§ TASK TO COMPLETE: Look through the material below. Copy each line that contains the string "this".

++++ PROVIDED INFORMATION

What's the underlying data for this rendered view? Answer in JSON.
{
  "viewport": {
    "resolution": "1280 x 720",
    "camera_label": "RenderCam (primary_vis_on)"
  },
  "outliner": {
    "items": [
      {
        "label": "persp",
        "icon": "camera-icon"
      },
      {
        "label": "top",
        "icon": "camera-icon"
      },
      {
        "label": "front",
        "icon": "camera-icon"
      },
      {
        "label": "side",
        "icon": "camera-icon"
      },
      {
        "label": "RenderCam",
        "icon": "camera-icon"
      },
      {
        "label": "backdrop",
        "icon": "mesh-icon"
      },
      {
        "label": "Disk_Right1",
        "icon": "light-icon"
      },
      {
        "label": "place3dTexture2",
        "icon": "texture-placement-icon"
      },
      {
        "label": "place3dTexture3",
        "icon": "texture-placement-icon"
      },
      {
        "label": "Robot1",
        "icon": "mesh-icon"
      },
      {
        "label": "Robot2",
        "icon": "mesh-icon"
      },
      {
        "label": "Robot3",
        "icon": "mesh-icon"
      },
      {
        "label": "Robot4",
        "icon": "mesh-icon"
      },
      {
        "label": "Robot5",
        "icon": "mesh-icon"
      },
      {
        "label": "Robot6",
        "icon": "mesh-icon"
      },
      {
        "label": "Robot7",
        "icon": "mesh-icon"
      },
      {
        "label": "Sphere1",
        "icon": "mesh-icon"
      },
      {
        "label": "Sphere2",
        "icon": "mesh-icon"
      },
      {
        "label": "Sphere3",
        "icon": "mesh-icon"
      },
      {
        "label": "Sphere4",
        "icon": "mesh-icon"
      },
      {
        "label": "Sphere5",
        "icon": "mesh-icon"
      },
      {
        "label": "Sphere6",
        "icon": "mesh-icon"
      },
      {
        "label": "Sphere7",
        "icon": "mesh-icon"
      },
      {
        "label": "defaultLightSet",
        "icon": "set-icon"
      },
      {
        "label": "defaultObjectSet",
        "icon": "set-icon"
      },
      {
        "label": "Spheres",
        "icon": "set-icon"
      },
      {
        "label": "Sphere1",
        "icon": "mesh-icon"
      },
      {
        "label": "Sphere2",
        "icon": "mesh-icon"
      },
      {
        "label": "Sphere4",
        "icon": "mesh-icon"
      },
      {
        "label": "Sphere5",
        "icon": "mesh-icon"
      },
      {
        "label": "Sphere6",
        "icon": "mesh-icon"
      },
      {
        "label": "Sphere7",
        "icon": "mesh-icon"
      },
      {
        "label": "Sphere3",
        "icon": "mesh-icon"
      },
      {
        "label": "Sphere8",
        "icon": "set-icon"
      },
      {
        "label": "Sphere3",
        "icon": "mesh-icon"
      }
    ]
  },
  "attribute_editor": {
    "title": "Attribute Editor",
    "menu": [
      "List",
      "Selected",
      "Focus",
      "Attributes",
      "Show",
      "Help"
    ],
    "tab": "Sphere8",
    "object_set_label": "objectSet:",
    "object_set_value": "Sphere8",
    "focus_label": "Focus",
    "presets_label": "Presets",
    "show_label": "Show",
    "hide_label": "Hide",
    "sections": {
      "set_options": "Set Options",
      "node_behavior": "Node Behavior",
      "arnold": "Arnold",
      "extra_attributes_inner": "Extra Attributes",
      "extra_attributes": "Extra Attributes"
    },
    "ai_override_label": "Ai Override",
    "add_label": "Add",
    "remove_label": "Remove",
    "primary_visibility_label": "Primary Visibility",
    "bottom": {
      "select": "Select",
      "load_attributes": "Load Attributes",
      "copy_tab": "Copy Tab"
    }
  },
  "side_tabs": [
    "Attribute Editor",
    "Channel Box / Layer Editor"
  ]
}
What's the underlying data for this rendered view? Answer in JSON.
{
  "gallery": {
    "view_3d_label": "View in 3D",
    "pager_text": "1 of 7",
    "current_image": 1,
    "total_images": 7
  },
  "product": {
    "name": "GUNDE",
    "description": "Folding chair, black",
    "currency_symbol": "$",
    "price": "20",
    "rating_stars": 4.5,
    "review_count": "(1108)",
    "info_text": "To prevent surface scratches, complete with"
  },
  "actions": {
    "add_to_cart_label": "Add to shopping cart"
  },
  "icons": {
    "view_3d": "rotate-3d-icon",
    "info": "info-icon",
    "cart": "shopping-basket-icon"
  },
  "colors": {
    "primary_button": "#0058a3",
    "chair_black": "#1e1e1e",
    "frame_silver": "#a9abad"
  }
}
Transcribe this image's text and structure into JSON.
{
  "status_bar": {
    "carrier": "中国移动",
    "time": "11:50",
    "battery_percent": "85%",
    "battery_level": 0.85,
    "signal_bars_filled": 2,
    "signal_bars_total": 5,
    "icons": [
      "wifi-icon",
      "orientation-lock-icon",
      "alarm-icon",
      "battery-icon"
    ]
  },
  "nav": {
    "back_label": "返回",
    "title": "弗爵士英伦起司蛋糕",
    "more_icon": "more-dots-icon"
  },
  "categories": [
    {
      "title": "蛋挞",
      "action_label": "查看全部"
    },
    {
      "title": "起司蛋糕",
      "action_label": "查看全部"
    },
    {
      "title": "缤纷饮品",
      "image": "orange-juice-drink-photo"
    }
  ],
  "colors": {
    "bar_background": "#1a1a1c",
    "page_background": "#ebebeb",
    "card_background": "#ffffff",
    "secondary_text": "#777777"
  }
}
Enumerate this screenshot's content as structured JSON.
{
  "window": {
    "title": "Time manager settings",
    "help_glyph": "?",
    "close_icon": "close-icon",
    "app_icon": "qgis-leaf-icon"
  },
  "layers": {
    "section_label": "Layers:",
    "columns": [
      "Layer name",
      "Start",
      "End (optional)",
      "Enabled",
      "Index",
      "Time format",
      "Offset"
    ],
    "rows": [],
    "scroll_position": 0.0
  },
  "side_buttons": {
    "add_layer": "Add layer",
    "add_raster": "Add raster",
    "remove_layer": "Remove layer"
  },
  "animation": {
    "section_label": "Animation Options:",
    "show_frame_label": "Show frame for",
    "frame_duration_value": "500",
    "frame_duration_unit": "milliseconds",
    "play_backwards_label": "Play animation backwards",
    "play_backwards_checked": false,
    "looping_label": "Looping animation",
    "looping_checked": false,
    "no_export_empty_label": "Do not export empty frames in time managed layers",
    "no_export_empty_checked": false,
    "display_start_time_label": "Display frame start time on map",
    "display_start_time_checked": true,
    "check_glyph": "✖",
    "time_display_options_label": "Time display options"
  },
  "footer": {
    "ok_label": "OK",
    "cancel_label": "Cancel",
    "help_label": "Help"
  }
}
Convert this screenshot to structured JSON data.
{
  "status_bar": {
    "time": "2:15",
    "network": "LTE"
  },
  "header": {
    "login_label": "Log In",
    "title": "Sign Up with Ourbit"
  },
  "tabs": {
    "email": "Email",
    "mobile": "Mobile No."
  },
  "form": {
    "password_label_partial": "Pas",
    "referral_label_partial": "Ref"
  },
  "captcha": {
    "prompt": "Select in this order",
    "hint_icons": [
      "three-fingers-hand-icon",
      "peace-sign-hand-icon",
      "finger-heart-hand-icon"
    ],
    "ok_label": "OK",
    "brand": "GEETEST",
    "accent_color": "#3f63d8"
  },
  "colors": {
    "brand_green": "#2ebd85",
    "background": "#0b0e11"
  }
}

++++++++

§ COMPLETED TASK:
What's the underlying data for this rendered view? Answer in JSON.
What's the underlying data for this rendered view? Answer in JSON.
Transcribe this image's text and structure into JSON.
Enumerate this screenshot's content as structured JSON.
Convert this screenshot to structured JSON data.
    "prompt": "Select in this order",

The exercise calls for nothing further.